(Rows from a figure dataset)
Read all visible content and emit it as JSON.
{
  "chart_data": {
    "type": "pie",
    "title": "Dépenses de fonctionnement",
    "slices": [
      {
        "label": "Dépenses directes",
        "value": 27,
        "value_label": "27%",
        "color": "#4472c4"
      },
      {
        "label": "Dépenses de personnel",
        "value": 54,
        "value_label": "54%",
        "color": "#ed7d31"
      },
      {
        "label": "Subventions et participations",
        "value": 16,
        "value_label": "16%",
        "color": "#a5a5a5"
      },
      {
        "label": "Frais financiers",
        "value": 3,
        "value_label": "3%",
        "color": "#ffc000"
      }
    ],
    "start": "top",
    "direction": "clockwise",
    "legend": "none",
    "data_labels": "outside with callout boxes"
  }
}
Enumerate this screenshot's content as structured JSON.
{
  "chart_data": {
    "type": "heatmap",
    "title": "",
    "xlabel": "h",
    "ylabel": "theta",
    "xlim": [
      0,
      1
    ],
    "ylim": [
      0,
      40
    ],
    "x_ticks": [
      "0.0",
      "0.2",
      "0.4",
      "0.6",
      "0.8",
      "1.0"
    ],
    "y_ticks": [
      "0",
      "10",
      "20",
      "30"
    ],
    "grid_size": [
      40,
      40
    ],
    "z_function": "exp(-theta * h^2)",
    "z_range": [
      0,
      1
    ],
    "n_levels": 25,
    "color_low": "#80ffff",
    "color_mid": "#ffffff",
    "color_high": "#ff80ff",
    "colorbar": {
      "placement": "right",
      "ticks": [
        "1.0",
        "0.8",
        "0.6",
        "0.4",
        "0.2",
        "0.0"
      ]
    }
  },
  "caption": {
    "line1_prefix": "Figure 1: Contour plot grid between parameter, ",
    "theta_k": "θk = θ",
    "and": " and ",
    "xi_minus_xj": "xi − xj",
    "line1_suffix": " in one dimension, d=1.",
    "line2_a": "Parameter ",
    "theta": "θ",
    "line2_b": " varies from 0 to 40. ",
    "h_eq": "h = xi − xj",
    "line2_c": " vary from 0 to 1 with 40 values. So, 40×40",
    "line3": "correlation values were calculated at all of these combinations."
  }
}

• **Goal of the exercise**
Collect the complete line wherever the string "JSON" appears in the records.

• **Final answer**
Read all visible content and emit it as JSON.
Enumerate this screenshot's content as structured JSON.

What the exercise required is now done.